— begin DATA FOR THIS EXERCISE —

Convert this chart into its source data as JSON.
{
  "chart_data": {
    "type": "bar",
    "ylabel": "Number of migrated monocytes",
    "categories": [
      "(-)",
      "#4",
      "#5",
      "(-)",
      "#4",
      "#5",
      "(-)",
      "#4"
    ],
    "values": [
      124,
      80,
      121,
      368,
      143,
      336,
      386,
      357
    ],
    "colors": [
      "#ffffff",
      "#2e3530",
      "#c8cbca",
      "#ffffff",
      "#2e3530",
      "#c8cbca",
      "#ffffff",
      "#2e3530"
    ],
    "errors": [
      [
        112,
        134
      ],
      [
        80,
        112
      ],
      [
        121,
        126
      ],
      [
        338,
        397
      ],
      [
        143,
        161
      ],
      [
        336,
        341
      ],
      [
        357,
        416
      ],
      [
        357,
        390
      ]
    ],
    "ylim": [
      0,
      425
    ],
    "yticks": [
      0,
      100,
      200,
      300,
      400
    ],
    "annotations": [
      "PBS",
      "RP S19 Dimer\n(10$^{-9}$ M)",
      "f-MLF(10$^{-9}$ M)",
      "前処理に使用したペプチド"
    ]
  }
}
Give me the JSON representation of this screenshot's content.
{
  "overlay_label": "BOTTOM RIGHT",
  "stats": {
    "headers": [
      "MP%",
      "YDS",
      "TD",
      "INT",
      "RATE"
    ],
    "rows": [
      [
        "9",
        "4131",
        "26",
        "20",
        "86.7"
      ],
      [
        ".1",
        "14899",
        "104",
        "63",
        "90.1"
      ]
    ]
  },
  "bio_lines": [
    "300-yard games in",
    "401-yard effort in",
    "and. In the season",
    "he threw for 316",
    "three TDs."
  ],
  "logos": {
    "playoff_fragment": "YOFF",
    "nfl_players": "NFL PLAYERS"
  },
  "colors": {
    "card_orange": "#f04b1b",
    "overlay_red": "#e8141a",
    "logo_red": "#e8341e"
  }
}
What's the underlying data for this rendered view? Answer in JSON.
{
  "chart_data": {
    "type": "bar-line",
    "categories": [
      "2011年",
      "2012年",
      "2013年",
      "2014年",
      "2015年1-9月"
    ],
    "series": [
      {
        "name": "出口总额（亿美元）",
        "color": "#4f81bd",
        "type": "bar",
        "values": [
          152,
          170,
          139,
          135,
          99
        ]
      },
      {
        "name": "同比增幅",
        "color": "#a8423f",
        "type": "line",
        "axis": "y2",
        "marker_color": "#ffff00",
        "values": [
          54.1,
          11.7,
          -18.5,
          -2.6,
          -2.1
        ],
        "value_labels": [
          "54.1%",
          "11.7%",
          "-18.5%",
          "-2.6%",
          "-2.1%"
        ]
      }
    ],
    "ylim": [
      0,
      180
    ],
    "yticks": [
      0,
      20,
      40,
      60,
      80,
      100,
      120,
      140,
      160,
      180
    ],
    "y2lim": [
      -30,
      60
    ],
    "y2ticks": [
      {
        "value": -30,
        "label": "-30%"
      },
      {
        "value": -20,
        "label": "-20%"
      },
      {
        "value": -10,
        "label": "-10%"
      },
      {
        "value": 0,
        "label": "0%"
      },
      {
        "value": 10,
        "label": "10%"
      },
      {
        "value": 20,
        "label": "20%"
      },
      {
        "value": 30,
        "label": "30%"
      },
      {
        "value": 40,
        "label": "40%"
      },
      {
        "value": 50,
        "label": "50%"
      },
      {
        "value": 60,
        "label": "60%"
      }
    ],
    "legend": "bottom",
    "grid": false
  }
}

— end DATA FOR THIS EXERCISE —

▶ WRITTEN INSTRUCTION:
List every line in the records above that contains the word "type".

▶ SOLUTION TO THE PROBLEM:
    "type": "bar",
    "type": "bar-line",
        "type": "bar",
        "type": "line",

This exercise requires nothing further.